┌──

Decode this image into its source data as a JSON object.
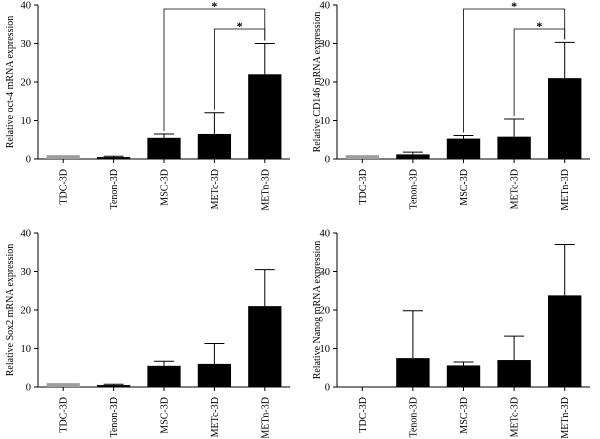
{
  "chart_data": [
    {
      "type": "bar",
      "ylabel": "Relative oct-4 mRNA expression",
      "ylim": [
        0,
        40
      ],
      "yticks": [
        0,
        10,
        20,
        30,
        40
      ],
      "categories": [
        "TDC-3D",
        "Tenon-3D",
        "MSC-3D",
        "METc-3D",
        "METn-3D"
      ],
      "values": [
        1,
        0.5,
        5.5,
        6.5,
        22
      ],
      "errors": [
        0,
        0.2,
        1,
        5.5,
        8
      ],
      "colors": [
        "#9e9e9e",
        "#000000",
        "#000000",
        "#000000",
        "#000000"
      ],
      "significance": [
        {
          "from": 2,
          "to": 4,
          "label": "*",
          "level": 1
        },
        {
          "from": 3,
          "to": 4,
          "label": "*",
          "level": 0
        }
      ]
    },
    {
      "type": "bar",
      "ylabel": "Relative CD146 mRNA expression",
      "ylim": [
        0,
        40
      ],
      "yticks": [
        0,
        10,
        20,
        30,
        40
      ],
      "categories": [
        "TDC-3D",
        "Tenon-3D",
        "MSC-3D",
        "METc-3D",
        "METn-3D"
      ],
      "values": [
        1,
        1.2,
        5.3,
        5.8,
        21
      ],
      "errors": [
        0,
        0.6,
        0.8,
        4.6,
        9.3
      ],
      "colors": [
        "#9e9e9e",
        "#000000",
        "#000000",
        "#000000",
        "#000000"
      ],
      "significance": [
        {
          "from": 2,
          "to": 4,
          "label": "*",
          "level": 1
        },
        {
          "from": 3,
          "to": 4,
          "label": "*",
          "level": 0
        }
      ]
    },
    {
      "type": "bar",
      "ylabel": "Relative Sox2 mRNA expression",
      "ylim": [
        0,
        40
      ],
      "yticks": [
        0,
        10,
        20,
        30,
        40
      ],
      "categories": [
        "TDC-3D",
        "Tenon-3D",
        "MSC-3D",
        "METc-3D",
        "METn-3D"
      ],
      "values": [
        1,
        0.5,
        5.5,
        6,
        21
      ],
      "errors": [
        0,
        0.2,
        1.2,
        5.3,
        9.5
      ],
      "colors": [
        "#9e9e9e",
        "#000000",
        "#000000",
        "#000000",
        "#000000"
      ],
      "significance": []
    },
    {
      "type": "bar",
      "ylabel": "Relative Nanog mRNA expression",
      "ylim": [
        0,
        40
      ],
      "yticks": [
        0,
        10,
        20,
        30,
        40
      ],
      "categories": [
        "TDC-3D",
        "Tenon-3D",
        "MSC-3D",
        "METc-3D",
        "METn-3D"
      ],
      "values": [
        0,
        7.5,
        5.6,
        7,
        23.8
      ],
      "errors": [
        0,
        12.3,
        0.9,
        6.2,
        13.2
      ],
      "colors": [
        "#9e9e9e",
        "#000000",
        "#000000",
        "#000000",
        "#000000"
      ],
      "significance": []
    }
  ]
}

└──

What the exercise asks :: Without including any pictures, please restate all the records exactly.

Answer below ::
Decode this image into its source data as a JSON object.
{
  "chart_data": [
    {
      "type": "bar",
      "ylabel": "Relative oct-4 mRNA expression",
      "ylim": [
        0,
        40
      ],
      "yticks": [
        0,
        10,
        20,
        30,
        40
      ],
      "categories": [
        "TDC-3D",
        "Tenon-3D",
        "MSC-3D",
        "METc-3D",
        "METn-3D"
      ],
      "values": [
        1,
        0.5,
        5.5,
        6.5,
        22
      ],
      "errors": [
        0,
        0.2,
        1,
        5.5,
        8
      ],
      "colors": [
        "#9e9e9e",
        "#000000",
        "#000000",
        "#000000",
        "#000000"
      ],
      "significance": [
        {
          "from": 2,
          "to": 4,
          "label": "*",
          "level": 1
        },
        {
          "from": 3,
          "to": 4,
          "label": "*",
          "level": 0
        }
      ]
    },
    {
      "type": "bar",
      "ylabel": "Relative CD146 mRNA expression",
      "ylim": [
        0,
        40
      ],
      "yticks": [
        0,
        10,
        20,
        30,
        40
      ],
      "categories": [
        "TDC-3D",
        "Tenon-3D",
        "MSC-3D",
        "METc-3D",
        "METn-3D"
      ],
      "values": [
        1,
        1.2,
        5.3,
        5.8,
        21
      ],
      "errors": [
        0,
        0.6,
        0.8,
        4.6,
        9.3
      ],
      "colors": [
        "#9e9e9e",
        "#000000",
        "#000000",
        "#000000",
        "#000000"
      ],
      "significance": [
        {
          "from": 2,
          "to": 4,
          "label": "*",
          "level": 1
        },
        {
          "from": 3,
          "to": 4,
          "label": "*",
          "level": 0
        }
      ]
    },
    {
      "type": "bar",
      "ylabel": "Relative Sox2 mRNA expression",
      "ylim": [
        0,
        40
      ],
      "yticks": [
        0,
        10,
        20,
        30,
        40
      ],
      "categories": [
        "TDC-3D",
        "Tenon-3D",
        "MSC-3D",
        "METc-3D",
        "METn-3D"
      ],
      "values": [
        1,
        0.5,
        5.5,
        6,
        21
      ],
      "errors": [
        0,
        0.2,
        1.2,
        5.3,
        9.5
      ],
      "colors": [
        "#9e9e9e",
        "#000000",
        "#000000",
        "#000000",
        "#000000"
      ],
      "significance": []
    },
    {
      "type": "bar",
      "ylabel": "Relative Nanog mRNA expression",
      "ylim": [
        0,
        40
      ],
      "yticks": [
        0,
        10,
        20,
        30,
        40
      ],
      "categories": [
        "TDC-3D",
        "Tenon-3D",
        "MSC-3D",
        "METc-3D",
        "METn-3D"
      ],
      "values": [
        0,
        7.5,
        5.6,
        7,
        23.8
      ],
      "errors": [
        0,
        12.3,
        0.9,
        6.2,
        13.2
      ],
      "colors": [
        "#9e9e9e",
        "#000000",
        "#000000",
        "#000000",
        "#000000"
      ],
      "significance": []
    }
  ]
}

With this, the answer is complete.